Express all of the records below as a JSON list of strings, with one string for each line and no blank lines. Leave the pictures out of the answer.

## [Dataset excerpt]
^^^^^^^^^^^^^^^^
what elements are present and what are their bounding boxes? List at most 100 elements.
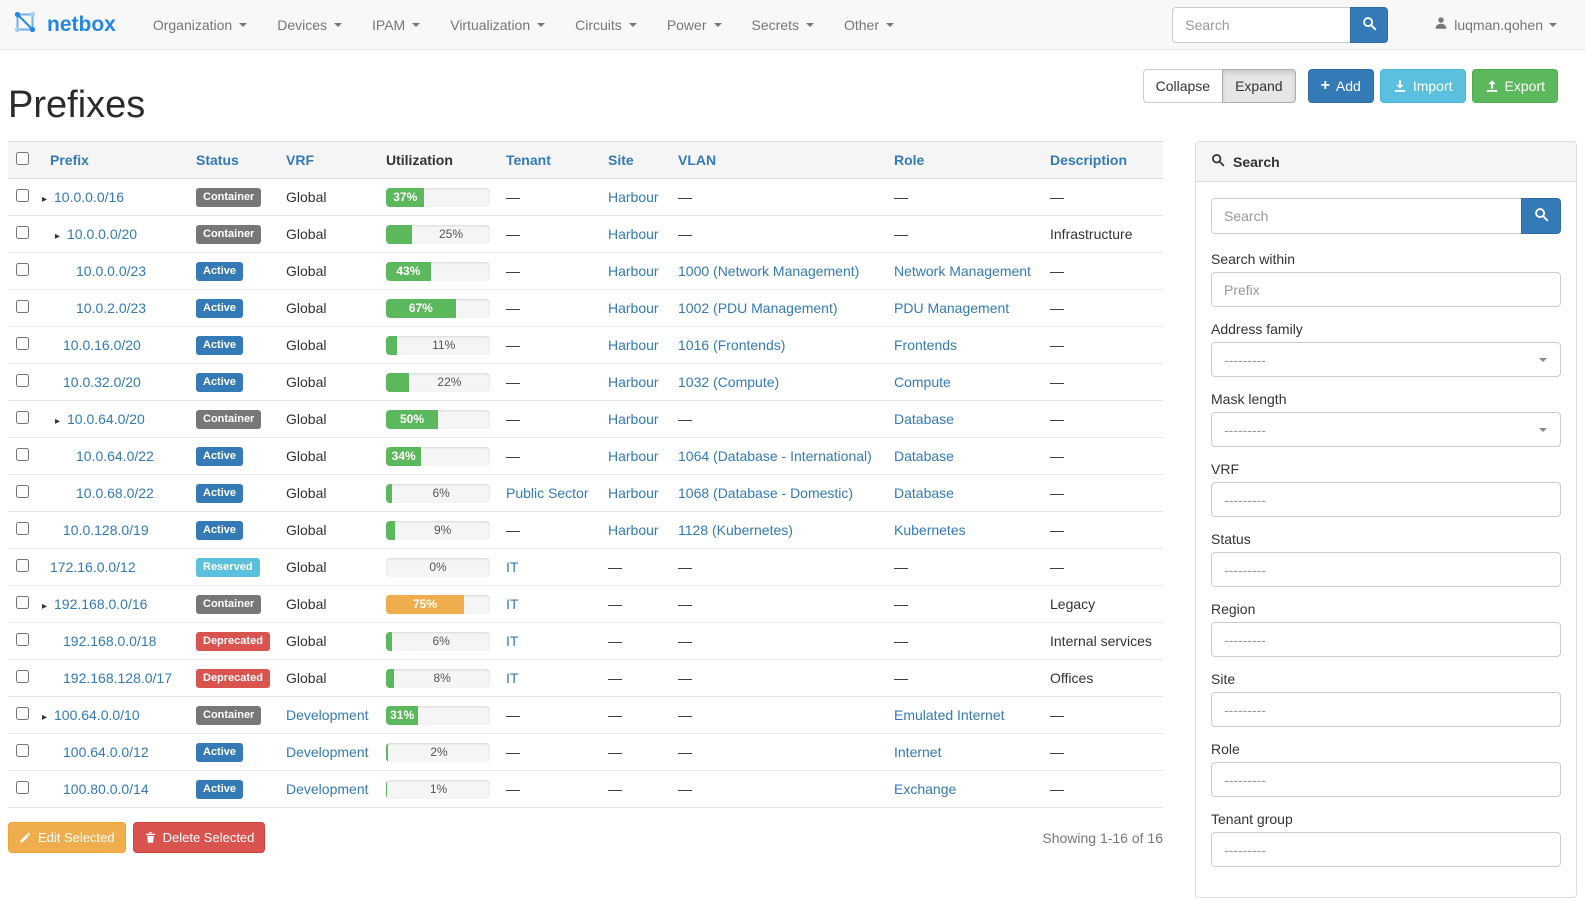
site-select[interactable]: --------- bbox=[1211, 692, 1561, 727]
expand-caret-icon[interactable]: ▸ bbox=[42, 601, 54, 612]
prefix-link[interactable]: 10.0.0.0/20 bbox=[67, 226, 137, 242]
prefix-link[interactable]: 192.168.128.0/17 bbox=[63, 670, 172, 686]
menu-item-circuits[interactable]: Circuits bbox=[560, 0, 652, 50]
tenant-link[interactable]: IT bbox=[506, 670, 518, 686]
site-link[interactable]: Harbour bbox=[608, 485, 659, 501]
search-within-input[interactable] bbox=[1211, 272, 1561, 307]
filter-search-button[interactable] bbox=[1521, 198, 1561, 234]
add-button[interactable]: + Add bbox=[1308, 69, 1374, 103]
vlan-link[interactable]: 1000 (Network Management) bbox=[678, 263, 859, 279]
filter-search-input[interactable] bbox=[1211, 198, 1521, 234]
column-header-role[interactable]: Role bbox=[886, 142, 1042, 179]
tenant-link[interactable]: IT bbox=[506, 633, 518, 649]
menu-item-organization[interactable]: Organization bbox=[138, 0, 262, 50]
row-checkbox[interactable] bbox=[16, 670, 29, 683]
role-link[interactable]: Database bbox=[894, 448, 954, 464]
row-checkbox[interactable] bbox=[16, 707, 29, 720]
site-link[interactable]: Harbour bbox=[608, 263, 659, 279]
column-header-status[interactable]: Status bbox=[188, 142, 278, 179]
role-link[interactable]: Exchange bbox=[894, 781, 956, 797]
vlan-link[interactable]: 1016 (Frontends) bbox=[678, 337, 785, 353]
row-checkbox[interactable] bbox=[16, 300, 29, 313]
site-link[interactable]: Harbour bbox=[608, 226, 659, 242]
site-link[interactable]: Harbour bbox=[608, 522, 659, 538]
vrf-link[interactable]: Development bbox=[286, 744, 369, 760]
row-checkbox[interactable] bbox=[16, 189, 29, 202]
row-checkbox[interactable] bbox=[16, 781, 29, 794]
expand-caret-icon[interactable]: ▸ bbox=[42, 712, 54, 723]
export-button[interactable]: Export bbox=[1472, 69, 1558, 103]
row-checkbox[interactable] bbox=[16, 559, 29, 572]
role-link[interactable]: Frontends bbox=[894, 337, 957, 353]
site-link[interactable]: Harbour bbox=[608, 337, 659, 353]
vlan-link[interactable]: 1002 (PDU Management) bbox=[678, 300, 838, 316]
role-link[interactable]: Database bbox=[894, 485, 954, 501]
menu-item-ipam[interactable]: IPAM bbox=[357, 0, 435, 50]
row-checkbox[interactable] bbox=[16, 633, 29, 646]
role-link[interactable]: Kubernetes bbox=[894, 522, 966, 538]
column-header-vlan[interactable]: VLAN bbox=[670, 142, 886, 179]
expand-caret-icon[interactable]: ▸ bbox=[55, 231, 67, 242]
edit-selected-button[interactable]: Edit Selected bbox=[8, 822, 126, 853]
role-link[interactable]: Compute bbox=[894, 374, 951, 390]
site-link[interactable]: Harbour bbox=[608, 189, 659, 205]
collapse-button[interactable]: Collapse bbox=[1143, 69, 1223, 103]
region-select[interactable]: --------- bbox=[1211, 622, 1561, 657]
menu-item-power[interactable]: Power bbox=[652, 0, 737, 50]
prefix-link[interactable]: 172.16.0.0/12 bbox=[50, 559, 136, 575]
prefix-link[interactable]: 192.168.0.0/16 bbox=[54, 596, 147, 612]
vlan-link[interactable]: 1032 (Compute) bbox=[678, 374, 779, 390]
row-checkbox[interactable] bbox=[16, 263, 29, 276]
role-link[interactable]: Emulated Internet bbox=[894, 707, 1005, 723]
vlan-link[interactable]: 1064 (Database - International) bbox=[678, 448, 872, 464]
prefix-link[interactable]: 100.64.0.0/12 bbox=[63, 744, 149, 760]
prefix-link[interactable]: 10.0.64.0/22 bbox=[76, 448, 154, 464]
site-link[interactable]: Harbour bbox=[608, 448, 659, 464]
delete-selected-button[interactable]: Delete Selected bbox=[133, 822, 266, 853]
row-checkbox[interactable] bbox=[16, 337, 29, 350]
expand-caret-icon[interactable]: ▸ bbox=[42, 194, 54, 205]
select-all-checkbox[interactable] bbox=[16, 152, 29, 165]
role-link[interactable]: Database bbox=[894, 411, 954, 427]
prefix-link[interactable]: 192.168.0.0/18 bbox=[63, 633, 156, 649]
column-header-tenant[interactable]: Tenant bbox=[498, 142, 600, 179]
menu-item-secrets[interactable]: Secrets bbox=[737, 0, 829, 50]
prefix-link[interactable]: 10.0.32.0/20 bbox=[63, 374, 141, 390]
menu-item-devices[interactable]: Devices bbox=[262, 0, 357, 50]
vlan-link[interactable]: 1128 (Kubernetes) bbox=[678, 522, 793, 538]
row-checkbox[interactable] bbox=[16, 226, 29, 239]
prefix-link[interactable]: 10.0.68.0/22 bbox=[76, 485, 154, 501]
role-link[interactable]: Network Management bbox=[894, 263, 1031, 279]
global-search-button[interactable] bbox=[1350, 7, 1388, 43]
site-link[interactable]: Harbour bbox=[608, 300, 659, 316]
column-header-vrf[interactable]: VRF bbox=[278, 142, 378, 179]
import-button[interactable]: Import bbox=[1380, 69, 1466, 103]
vrf-link[interactable]: Development bbox=[286, 781, 369, 797]
prefix-link[interactable]: 10.0.0.0/16 bbox=[54, 189, 124, 205]
prefix-link[interactable]: 10.0.64.0/20 bbox=[67, 411, 145, 427]
row-checkbox[interactable] bbox=[16, 374, 29, 387]
menu-item-other[interactable]: Other bbox=[829, 0, 909, 50]
prefix-link[interactable]: 10.0.16.0/20 bbox=[63, 337, 141, 353]
tenant-link[interactable]: Public Sector bbox=[506, 485, 588, 501]
tenant-link[interactable]: IT bbox=[506, 559, 518, 575]
role-link[interactable]: PDU Management bbox=[894, 300, 1009, 316]
row-checkbox[interactable] bbox=[16, 744, 29, 757]
row-checkbox[interactable] bbox=[16, 411, 29, 424]
prefix-link[interactable]: 10.0.128.0/19 bbox=[63, 522, 149, 538]
prefix-link[interactable]: 100.64.0.0/10 bbox=[54, 707, 140, 723]
prefix-link[interactable]: 10.0.2.0/23 bbox=[76, 300, 146, 316]
row-checkbox[interactable] bbox=[16, 596, 29, 609]
address-family-select[interactable]: --------- bbox=[1211, 342, 1561, 377]
prefix-link[interactable]: 100.80.0.0/14 bbox=[63, 781, 149, 797]
row-checkbox[interactable] bbox=[16, 448, 29, 461]
global-search-input[interactable] bbox=[1172, 7, 1350, 43]
tenant-group-select[interactable]: --------- bbox=[1211, 832, 1561, 867]
vrf-link[interactable]: Development bbox=[286, 707, 369, 723]
site-link[interactable]: Harbour bbox=[608, 374, 659, 390]
site-link[interactable]: Harbour bbox=[608, 411, 659, 427]
column-header-description[interactable]: Description bbox=[1042, 142, 1163, 179]
role-select[interactable]: --------- bbox=[1211, 762, 1561, 797]
mask-length-select[interactable]: --------- bbox=[1211, 412, 1561, 447]
column-header-prefix[interactable]: Prefix bbox=[42, 142, 188, 179]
^^^^^^^^^^^^^^^^
## [Task output]
[
  "what elements are present and what are their bounding boxes? List at most 100 elements.",
  "site-select[interactable]: --------- bbox=[1211, 692, 1561, 727]",
  "expand-caret-icon[interactable]: ▸ bbox=[42, 601, 54, 612]",
  "prefix-link[interactable]: 10.0.0.0/20 bbox=[67, 226, 137, 242]",
  "prefix-link[interactable]: 192.168.128.0/17 bbox=[63, 670, 172, 686]",
  "menu-item-circuits[interactable]: Circuits bbox=[560, 0, 652, 50]",
  "tenant-link[interactable]: IT bbox=[506, 670, 518, 686]",
  "site-link[interactable]: Harbour bbox=[608, 485, 659, 501]",
  "search-within-input[interactable] bbox=[1211, 272, 1561, 307]",
  "filter-search-button[interactable] bbox=[1521, 198, 1561, 234]",
  "add-button[interactable]: + Add bbox=[1308, 69, 1374, 103]",
  "vlan-link[interactable]: 1000 (Network Management) bbox=[678, 263, 859, 279]",
  "filter-search-input[interactable] bbox=[1211, 198, 1521, 234]",
  "column-header-role[interactable]: Role bbox=[886, 142, 1042, 179]",
  "tenant-link[interactable]: IT bbox=[506, 633, 518, 649]",
  "menu-item-organization[interactable]: Organization bbox=[138, 0, 262, 50]",
  "row-checkbox[interactable] bbox=[16, 670, 29, 683]",
  "role-link[interactable]: Database bbox=[894, 448, 954, 464]",
  "row-checkbox[interactable] bbox=[16, 707, 29, 720]",
  "site-link[interactable]: Harbour bbox=[608, 263, 659, 279]",
  "column-header-status[interactable]: Status bbox=[188, 142, 278, 179]",
  "role-link[interactable]: Exchange bbox=[894, 781, 956, 797]",
  "vlan-link[interactable]: 1016 (Frontends) bbox=[678, 337, 785, 353]",
  "row-checkbox[interactable] bbox=[16, 300, 29, 313]",
  "site-link[interactable]: Harbour bbox=[608, 226, 659, 242]",
  "site-link[interactable]: Harbour bbox=[608, 522, 659, 538]",
  "vrf-link[interactable]: Development bbox=[286, 744, 369, 760]",
  "row-checkbox[interactable] bbox=[16, 189, 29, 202]",
  "row-checkbox[interactable] bbox=[16, 781, 29, 794]",
  "expand-caret-icon[interactable]: ▸ bbox=[42, 712, 54, 723]",
  "export-button[interactable]: Export bbox=[1472, 69, 1558, 103]",
  "row-checkbox[interactable] bbox=[16, 559, 29, 572]",
  "role-link[interactable]: Frontends bbox=[894, 337, 957, 353]",
  "site-link[interactable]: Harbour bbox=[608, 337, 659, 353]",
  "vlan-link[interactable]: 1002 (PDU Management) bbox=[678, 300, 838, 316]",
  "role-link[interactable]: Database bbox=[894, 485, 954, 501]",
  "menu-item-ipam[interactable]: IPAM bbox=[357, 0, 435, 50]",
  "row-checkbox[interactable] bbox=[16, 633, 29, 646]",
  "role-link[interactable]: Kubernetes bbox=[894, 522, 966, 538]",
  "column-header-vlan[interactable]: VLAN bbox=[670, 142, 886, 179]",
  "expand-caret-icon[interactable]: ▸ bbox=[55, 231, 67, 242]",
  "edit-selected-button[interactable]: Edit Selected bbox=[8, 822, 126, 853]",
  "role-link[interactable]: Compute bbox=[894, 374, 951, 390]",
  "site-link[interactable]: Harbour bbox=[608, 189, 659, 205]",
  "collapse-button[interactable]: Collapse bbox=[1143, 69, 1223, 103]",
  "region-select[interactable]: --------- bbox=[1211, 622, 1561, 657]",
  "menu-item-power[interactable]: Power bbox=[652, 0, 737, 50]",
  "prefix-link[interactable]: 172.16.0.0/12 bbox=[50, 559, 136, 575]",
  "prefix-link[interactable]: 192.168.0.0/16 bbox=[54, 596, 147, 612]",
  "vlan-link[interactable]: 1032 (Compute) bbox=[678, 374, 779, 390]",
  "row-checkbox[interactable] bbox=[16, 263, 29, 276]",
  "role-link[interactable]: Emulated Internet bbox=[894, 707, 1005, 723]",
  "vlan-link[interactable]: 1064 (Database - International) bbox=[678, 448, 872, 464]",
  "prefix-link[interactable]: 100.64.0.0/12 bbox=[63, 744, 149, 760]",
  "prefix-link[interactable]: 10.0.64.0/22 bbox=[76, 448, 154, 464]",
  "site-link[interactable]: Harbour bbox=[608, 448, 659, 464]",
  "delete-selected-button[interactable]: Delete Selected bbox=[133, 822, 266, 853]",
  "row-checkbox[interactable] bbox=[16, 337, 29, 350]",
  "expand-caret-icon[interactable]: ▸ bbox=[42, 194, 54, 205]",
  "select-all-checkbox[interactable] bbox=[16, 152, 29, 165]",
  "role-link[interactable]: Database bbox=[894, 411, 954, 427]",
  "prefix-link[interactable]: 192.168.0.0/18 bbox=[63, 633, 156, 649]",
  "column-header-tenant[interactable]: Tenant bbox=[498, 142, 600, 179]",
  "menu-item-secrets[interactable]: Secrets bbox=[737, 0, 829, 50]",
  "prefix-link[interactable]: 10.0.32.0/20 bbox=[63, 374, 141, 390]",
  "menu-item-devices[interactable]: Devices bbox=[262, 0, 357, 50]",
  "vlan-link[interactable]: 1128 (Kubernetes) bbox=[678, 522, 793, 538]",
  "row-checkbox[interactable] bbox=[16, 226, 29, 239]",
  "prefix-link[interactable]: 10.0.68.0/22 bbox=[76, 485, 154, 501]",
  "role-link[interactable]: Network Management bbox=[894, 263, 1031, 279]",
  "global-search-button[interactable] bbox=[1350, 7, 1388, 43]",
  "site-link[interactable]: Harbour bbox=[608, 300, 659, 316]",
  "column-header-vrf[interactable]: VRF bbox=[278, 142, 378, 179]",
  "import-button[interactable]: Import bbox=[1380, 69, 1466, 103]",
  "vrf-link[interactable]: Development bbox=[286, 781, 369, 797]",
  "prefix-link[interactable]: 10.0.0.0/16 bbox=[54, 189, 124, 205]",
  "prefix-link[interactable]: 10.0.64.0/20 bbox=[67, 411, 145, 427]",
  "row-checkbox[interactable] bbox=[16, 374, 29, 387]",
  "menu-item-other[interactable]: Other bbox=[829, 0, 909, 50]",
  "prefix-link[interactable]: 10.0.16.0/20 bbox=[63, 337, 141, 353]",
  "tenant-link[interactable]: Public Sector bbox=[506, 485, 588, 501]",
  "tenant-link[interactable]: IT bbox=[506, 559, 518, 575]",
  "role-link[interactable]: PDU Management bbox=[894, 300, 1009, 316]",
  "row-checkbox[interactable] bbox=[16, 744, 29, 757]",
  "row-checkbox[interactable] bbox=[16, 411, 29, 424]",
  "prefix-link[interactable]: 10.0.128.0/19 bbox=[63, 522, 149, 538]",
  "prefix-link[interactable]: 100.64.0.0/10 bbox=[54, 707, 140, 723]",
  "prefix-link[interactable]: 10.0.2.0/23 bbox=[76, 300, 146, 316]",
  "row-checkbox[interactable] bbox=[16, 596, 29, 609]",
  "address-family-select[interactable]: --------- bbox=[1211, 342, 1561, 377]",
  "prefix-link[interactable]: 100.80.0.0/14 bbox=[63, 781, 149, 797]",
  "row-checkbox[interactable] bbox=[16, 448, 29, 461]",
  "global-search-input[interactable] bbox=[1172, 7, 1350, 43]",
  "tenant-group-select[interactable]: --------- bbox=[1211, 832, 1561, 867]",
  "vrf-link[interactable]: Development bbox=[286, 707, 369, 723]",
  "site-link[interactable]: Harbour bbox=[608, 374, 659, 390]",
  "site-link[interactable]: Harbour bbox=[608, 411, 659, 427]",
  "column-header-description[interactable]: Description bbox=[1042, 142, 1163, 179]",
  "role-select[interactable]: --------- bbox=[1211, 762, 1561, 797]",
  "mask-length-select[interactable]: --------- bbox=[1211, 412, 1561, 447]",
  "column-header-prefix[interactable]: Prefix bbox=[42, 142, 188, 179]"
]